▸ Aim of the task: The records that follow are to be repeated without alteration.

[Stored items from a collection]
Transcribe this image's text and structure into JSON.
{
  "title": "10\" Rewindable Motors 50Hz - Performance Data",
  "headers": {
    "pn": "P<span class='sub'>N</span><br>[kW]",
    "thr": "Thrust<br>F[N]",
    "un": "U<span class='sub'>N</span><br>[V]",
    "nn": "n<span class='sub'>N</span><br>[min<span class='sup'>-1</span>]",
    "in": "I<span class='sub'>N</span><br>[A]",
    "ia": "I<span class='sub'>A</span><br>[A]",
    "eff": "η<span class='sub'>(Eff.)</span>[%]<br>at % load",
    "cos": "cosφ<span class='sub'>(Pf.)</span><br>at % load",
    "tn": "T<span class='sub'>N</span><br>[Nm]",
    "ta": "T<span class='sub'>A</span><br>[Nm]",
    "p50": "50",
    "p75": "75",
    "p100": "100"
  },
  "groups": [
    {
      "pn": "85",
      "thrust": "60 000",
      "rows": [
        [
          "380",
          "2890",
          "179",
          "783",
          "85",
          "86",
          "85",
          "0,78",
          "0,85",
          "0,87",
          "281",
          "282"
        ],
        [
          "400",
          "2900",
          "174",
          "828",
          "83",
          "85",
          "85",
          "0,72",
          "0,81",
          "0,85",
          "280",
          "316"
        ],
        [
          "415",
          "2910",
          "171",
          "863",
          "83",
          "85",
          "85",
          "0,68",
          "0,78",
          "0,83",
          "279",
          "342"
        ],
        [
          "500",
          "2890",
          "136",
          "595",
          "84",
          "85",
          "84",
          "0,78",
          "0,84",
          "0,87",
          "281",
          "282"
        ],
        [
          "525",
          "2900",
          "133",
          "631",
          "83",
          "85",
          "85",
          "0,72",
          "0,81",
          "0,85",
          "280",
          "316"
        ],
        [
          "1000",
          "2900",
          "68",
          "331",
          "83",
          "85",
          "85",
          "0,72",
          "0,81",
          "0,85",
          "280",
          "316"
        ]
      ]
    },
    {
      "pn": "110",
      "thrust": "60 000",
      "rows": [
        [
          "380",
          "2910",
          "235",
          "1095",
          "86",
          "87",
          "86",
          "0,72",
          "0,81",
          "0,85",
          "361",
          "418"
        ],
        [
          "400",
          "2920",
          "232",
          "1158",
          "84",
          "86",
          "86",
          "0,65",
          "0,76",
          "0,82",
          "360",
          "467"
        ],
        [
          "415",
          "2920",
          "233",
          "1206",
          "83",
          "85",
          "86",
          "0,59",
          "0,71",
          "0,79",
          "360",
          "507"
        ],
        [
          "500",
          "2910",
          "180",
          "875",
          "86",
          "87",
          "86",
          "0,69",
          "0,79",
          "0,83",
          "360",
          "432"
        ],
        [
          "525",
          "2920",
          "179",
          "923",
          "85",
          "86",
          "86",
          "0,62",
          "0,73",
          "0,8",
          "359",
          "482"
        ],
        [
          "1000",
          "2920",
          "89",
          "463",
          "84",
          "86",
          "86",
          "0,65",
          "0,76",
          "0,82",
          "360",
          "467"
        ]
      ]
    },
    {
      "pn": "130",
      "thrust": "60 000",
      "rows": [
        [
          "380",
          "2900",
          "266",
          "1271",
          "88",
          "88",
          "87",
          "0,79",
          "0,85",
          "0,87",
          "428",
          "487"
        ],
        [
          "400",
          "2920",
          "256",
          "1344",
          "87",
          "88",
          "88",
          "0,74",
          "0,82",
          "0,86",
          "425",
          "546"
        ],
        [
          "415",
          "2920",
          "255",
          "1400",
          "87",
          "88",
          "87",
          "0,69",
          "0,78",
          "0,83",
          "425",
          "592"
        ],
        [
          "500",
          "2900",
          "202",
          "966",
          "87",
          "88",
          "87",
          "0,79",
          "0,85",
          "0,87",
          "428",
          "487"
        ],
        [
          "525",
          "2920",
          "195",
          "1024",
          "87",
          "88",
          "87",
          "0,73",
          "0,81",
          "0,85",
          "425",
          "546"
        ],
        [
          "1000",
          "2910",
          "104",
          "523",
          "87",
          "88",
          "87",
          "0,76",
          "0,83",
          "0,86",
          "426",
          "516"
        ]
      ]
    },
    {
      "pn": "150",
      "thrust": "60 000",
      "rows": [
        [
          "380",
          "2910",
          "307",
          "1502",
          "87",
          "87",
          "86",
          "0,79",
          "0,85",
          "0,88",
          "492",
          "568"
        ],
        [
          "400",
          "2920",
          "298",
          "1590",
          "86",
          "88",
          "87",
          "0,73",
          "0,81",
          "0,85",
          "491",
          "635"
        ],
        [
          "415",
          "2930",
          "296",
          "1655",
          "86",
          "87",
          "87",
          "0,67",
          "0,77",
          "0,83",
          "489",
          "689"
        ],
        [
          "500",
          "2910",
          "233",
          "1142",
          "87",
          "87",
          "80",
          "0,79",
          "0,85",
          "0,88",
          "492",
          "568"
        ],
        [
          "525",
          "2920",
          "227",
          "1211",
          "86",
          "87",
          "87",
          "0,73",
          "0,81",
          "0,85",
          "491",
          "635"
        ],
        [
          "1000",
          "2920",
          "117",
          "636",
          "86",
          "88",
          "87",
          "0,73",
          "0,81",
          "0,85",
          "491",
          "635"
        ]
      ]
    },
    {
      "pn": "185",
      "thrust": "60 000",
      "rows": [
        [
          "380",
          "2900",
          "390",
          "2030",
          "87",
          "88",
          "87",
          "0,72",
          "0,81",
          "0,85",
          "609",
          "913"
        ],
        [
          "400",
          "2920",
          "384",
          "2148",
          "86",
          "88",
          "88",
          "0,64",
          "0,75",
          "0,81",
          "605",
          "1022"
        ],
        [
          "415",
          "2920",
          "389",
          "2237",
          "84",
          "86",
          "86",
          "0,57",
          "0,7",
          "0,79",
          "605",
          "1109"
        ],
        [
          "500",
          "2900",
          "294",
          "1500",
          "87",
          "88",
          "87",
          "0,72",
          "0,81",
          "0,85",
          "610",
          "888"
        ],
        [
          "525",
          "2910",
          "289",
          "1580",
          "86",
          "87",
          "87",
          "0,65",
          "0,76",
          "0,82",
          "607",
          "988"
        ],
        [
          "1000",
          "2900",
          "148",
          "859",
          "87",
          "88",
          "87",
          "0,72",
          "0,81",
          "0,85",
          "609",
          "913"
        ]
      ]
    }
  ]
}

▸ Result of the exercise:
Transcribe this image's text and structure into JSON.
{
  "title": "10\" Rewindable Motors 50Hz - Performance Data",
  "headers": {
    "pn": "P<span class='sub'>N</span><br>[kW]",
    "thr": "Thrust<br>F[N]",
    "un": "U<span class='sub'>N</span><br>[V]",
    "nn": "n<span class='sub'>N</span><br>[min<span class='sup'>-1</span>]",
    "in": "I<span class='sub'>N</span><br>[A]",
    "ia": "I<span class='sub'>A</span><br>[A]",
    "eff": "η<span class='sub'>(Eff.)</span>[%]<br>at % load",
    "cos": "cosφ<span class='sub'>(Pf.)</span><br>at % load",
    "tn": "T<span class='sub'>N</span><br>[Nm]",
    "ta": "T<span class='sub'>A</span><br>[Nm]",
    "p50": "50",
    "p75": "75",
    "p100": "100"
  },
  "groups": [
    {
      "pn": "85",
      "thrust": "60 000",
      "rows": [
        [
          "380",
          "2890",
          "179",
          "783",
          "85",
          "86",
          "85",
          "0,78",
          "0,85",
          "0,87",
          "281",
          "282"
        ],
        [
          "400",
          "2900",
          "174",
          "828",
          "83",
          "85",
          "85",
          "0,72",
          "0,81",
          "0,85",
          "280",
          "316"
        ],
        [
          "415",
          "2910",
          "171",
          "863",
          "83",
          "85",
          "85",
          "0,68",
          "0,78",
          "0,83",
          "279",
          "342"
        ],
        [
          "500",
          "2890",
          "136",
          "595",
          "84",
          "85",
          "84",
          "0,78",
          "0,84",
          "0,87",
          "281",
          "282"
        ],
        [
          "525",
          "2900",
          "133",
          "631",
          "83",
          "85",
          "85",
          "0,72",
          "0,81",
          "0,85",
          "280",
          "316"
        ],
        [
          "1000",
          "2900",
          "68",
          "331",
          "83",
          "85",
          "85",
          "0,72",
          "0,81",
          "0,85",
          "280",
          "316"
        ]
      ]
    },
    {
      "pn": "110",
      "thrust": "60 000",
      "rows": [
        [
          "380",
          "2910",
          "235",
          "1095",
          "86",
          "87",
          "86",
          "0,72",
          "0,81",
          "0,85",
          "361",
          "418"
        ],
        [
          "400",
          "2920",
          "232",
          "1158",
          "84",
          "86",
          "86",
          "0,65",
          "0,76",
          "0,82",
          "360",
          "467"
        ],
        [
          "415",
          "2920",
          "233",
          "1206",
          "83",
          "85",
          "86",
          "0,59",
          "0,71",
          "0,79",
          "360",
          "507"
        ],
        [
          "500",
          "2910",
          "180",
          "875",
          "86",
          "87",
          "86",
          "0,69",
          "0,79",
          "0,83",
          "360",
          "432"
        ],
        [
          "525",
          "2920",
          "179",
          "923",
          "85",
          "86",
          "86",
          "0,62",
          "0,73",
          "0,8",
          "359",
          "482"
        ],
        [
          "1000",
          "2920",
          "89",
          "463",
          "84",
          "86",
          "86",
          "0,65",
          "0,76",
          "0,82",
          "360",
          "467"
        ]
      ]
    },
    {
      "pn": "130",
      "thrust": "60 000",
      "rows": [
        [
          "380",
          "2900",
          "266",
          "1271",
          "88",
          "88",
          "87",
          "0,79",
          "0,85",
          "0,87",
          "428",
          "487"
        ],
        [
          "400",
          "2920",
          "256",
          "1344",
          "87",
          "88",
          "88",
          "0,74",
          "0,82",
          "0,86",
          "425",
          "546"
        ],
        [
          "415",
          "2920",
          "255",
          "1400",
          "87",
          "88",
          "87",
          "0,69",
          "0,78",
          "0,83",
          "425",
          "592"
        ],
        [
          "500",
          "2900",
          "202",
          "966",
          "87",
          "88",
          "87",
          "0,79",
          "0,85",
          "0,87",
          "428",
          "487"
        ],
        [
          "525",
          "2920",
          "195",
          "1024",
          "87",
          "88",
          "87",
          "0,73",
          "0,81",
          "0,85",
          "425",
          "546"
        ],
        [
          "1000",
          "2910",
          "104",
          "523",
          "87",
          "88",
          "87",
          "0,76",
          "0,83",
          "0,86",
          "426",
          "516"
        ]
      ]
    },
    {
      "pn": "150",
      "thrust": "60 000",
      "rows": [
        [
          "380",
          "2910",
          "307",
          "1502",
          "87",
          "87",
          "86",
          "0,79",
          "0,85",
          "0,88",
          "492",
          "568"
        ],
        [
          "400",
          "2920",
          "298",
          "1590",
          "86",
          "88",
          "87",
          "0,73",
          "0,81",
          "0,85",
          "491",
          "635"
        ],
        [
          "415",
          "2930",
          "296",
          "1655",
          "86",
          "87",
          "87",
          "0,67",
          "0,77",
          "0,83",
          "489",
          "689"
        ],
        [
          "500",
          "2910",
          "233",
          "1142",
          "87",
          "87",
          "80",
          "0,79",
          "0,85",
          "0,88",
          "492",
          "568"
        ],
        [
          "525",
          "2920",
          "227",
          "1211",
          "86",
          "87",
          "87",
          "0,73",
          "0,81",
          "0,85",
          "491",
          "635"
        ],
        [
          "1000",
          "2920",
          "117",
          "636",
          "86",
          "88",
          "87",
          "0,73",
          "0,81",
          "0,85",
          "491",
          "635"
        ]
      ]
    },
    {
      "pn": "185",
      "thrust": "60 000",
      "rows": [
        [
          "380",
          "2900",
          "390",
          "2030",
          "87",
          "88",
          "87",
          "0,72",
          "0,81",
          "0,85",
          "609",
          "913"
        ],
        [
          "400",
          "2920",
          "384",
          "2148",
          "86",
          "88",
          "88",
          "0,64",
          "0,75",
          "0,81",
          "605",
          "1022"
        ],
        [
          "415",
          "2920",
          "389",
          "2237",
          "84",
          "86",
          "86",
          "0,57",
          "0,7",
          "0,79",
          "605",
          "1109"
        ],
        [
          "500",
          "2900",
          "294",
          "1500",
          "87",
          "88",
          "87",
          "0,72",
          "0,81",
          "0,85",
          "610",
          "888"
        ],
        [
          "525",
          "2910",
          "289",
          "1580",
          "86",
          "87",
          "87",
          "0,65",
          "0,76",
          "0,82",
          "607",
          "988"
        ],
        [
          "1000",
          "2900",
          "148",
          "859",
          "87",
          "88",
          "87",
          "0,72",
          "0,81",
          "0,85",
          "609",
          "913"
        ]
      ]
    }
  ]
}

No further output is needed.